* START THE RECORDS *

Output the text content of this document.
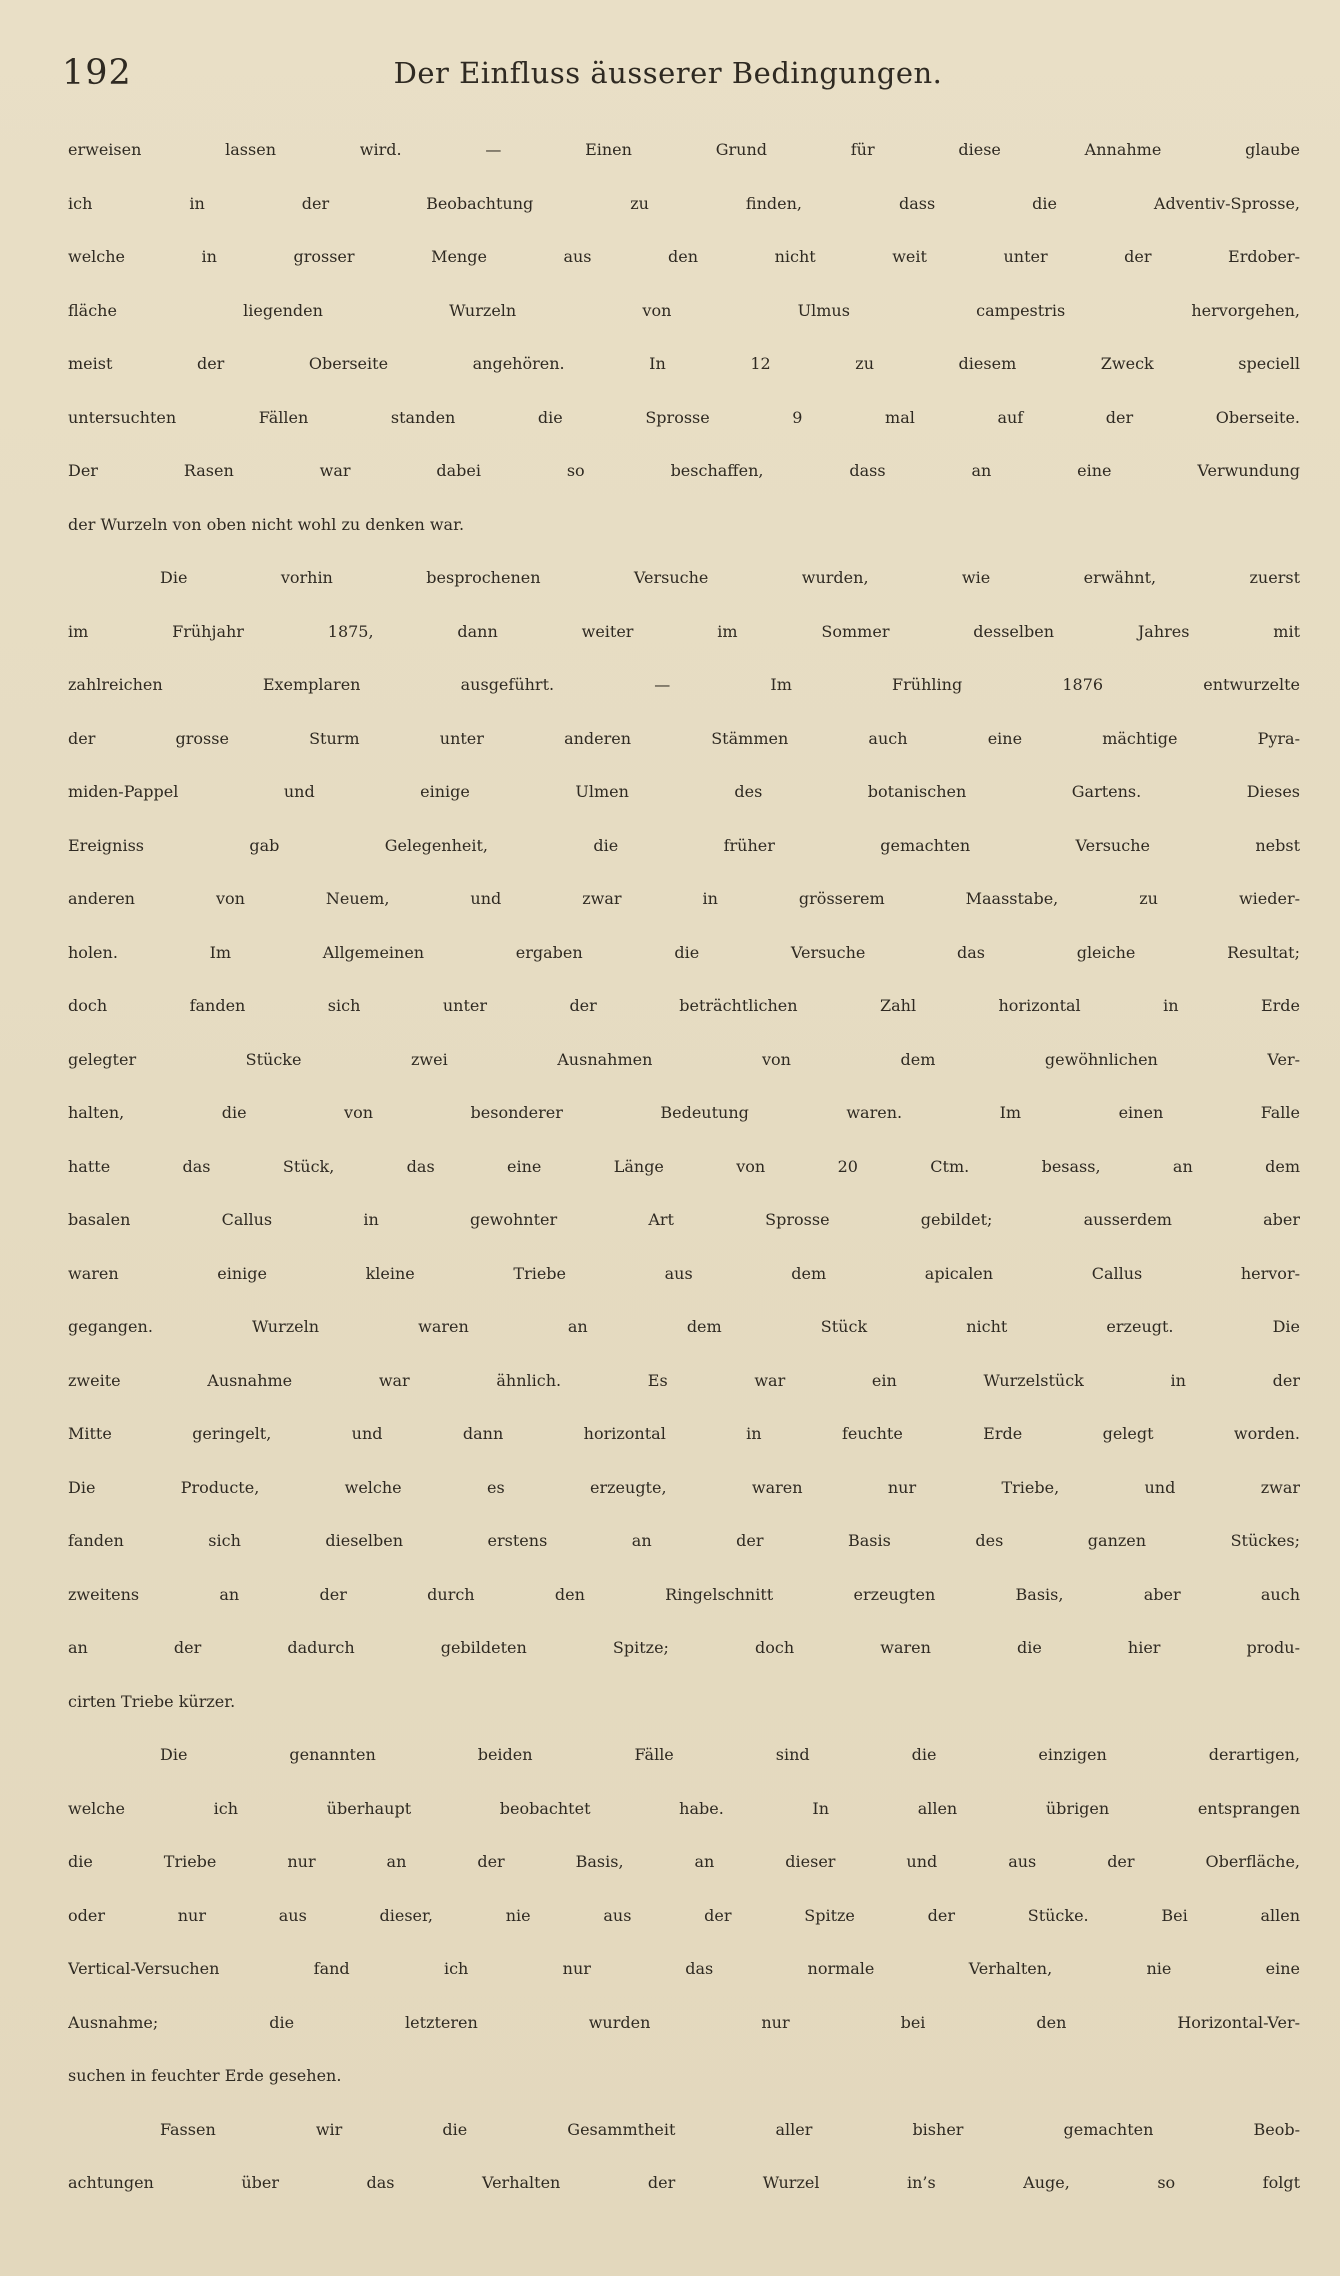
192	Der Einfluss äusserer Bedingungen.
erweisen lassen wird. — Einen Grund für diese Annahme glaube
ich in der Beobachtung zu finden, dass die Adventiv-Sprosse,
welche in grosser Menge aus den nicht weit unter der Erdober-
fläche liegenden Wurzeln von Ulmus campestris hervorgehen,
meist der Oberseite angehören. In 12 zu diesem Zweck speciell
untersuchten Fällen standen die Sprosse 9 mal auf der Oberseite.
Der Rasen war dabei so beschaffen, dass an eine Verwundung
der Wurzeln von oben nicht wohl zu denken war.
Die vorhin besprochenen Versuche wurden, wie erwähnt, zuerst
im Frühjahr 1875, dann weiter im Sommer desselben Jahres mit
zahlreichen Exemplaren ausgeführt. — Im Frühling 1876 entwurzelte
der grosse Sturm unter anderen Stämmen auch eine mächtige Pyra-
miden-Pappel und einige Ulmen des botanischen Gartens. Dieses
Ereigniss gab Gelegenheit, die früher gemachten Versuche nebst
anderen von Neuem, und zwar in grösserem Maasstabe, zu wieder-
holen. Im Allgemeinen ergaben die Versuche das gleiche Resultat;
doch fanden sich unter der beträchtlichen Zahl horizontal in Erde
gelegter Stücke zwei Ausnahmen von dem gewöhnlichen Ver-
halten, die von besonderer Bedeutung waren. Im einen Falle
hatte das Stück, das eine Länge von 20 Ctm. besass, an dem
basalen Callus in gewohnter Art Sprosse gebildet; ausserdem aber
waren einige kleine Triebe aus dem apicalen Callus hervor-
gegangen. Wurzeln waren an dem Stück nicht erzeugt. Die
zweite Ausnahme war ähnlich. Es war ein Wurzelstück in der
Mitte geringelt, und dann horizontal in feuchte Erde gelegt worden.
Die Producte, welche es erzeugte, waren nur Triebe, und zwar
fanden sich dieselben erstens an der Basis des ganzen Stückes;
zweitens an der durch den Ringelschnitt erzeugten Basis, aber auch
an der dadurch gebildeten Spitze; doch waren die hier produ-
cirten Triebe kürzer.
Die genannten beiden Fälle sind die einzigen derartigen,
welche ich überhaupt beobachtet habe. In allen übrigen entsprangen
die Triebe nur an der Basis, an dieser und aus der Oberfläche,
oder nur aus dieser, nie aus der Spitze der Stücke. Bei allen
Vertical-Versuchen fand ich nur das normale Verhalten, nie eine
Ausnahme; die letzteren wurden nur bei den Horizontal-Ver-
suchen in feuchter Erde gesehen.
Fassen wir die Gesammtheit aller bisher gemachten Beob-
achtungen über das Verhalten der Wurzel in’s Auge, so folgt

* END THE RECORDS *

# DESCRIPTION OF THE TASK:
Find the number of lines in which the word "Basis" occurs, and write nothing but that number.

# OUTPUT FOR THIS TASK:
3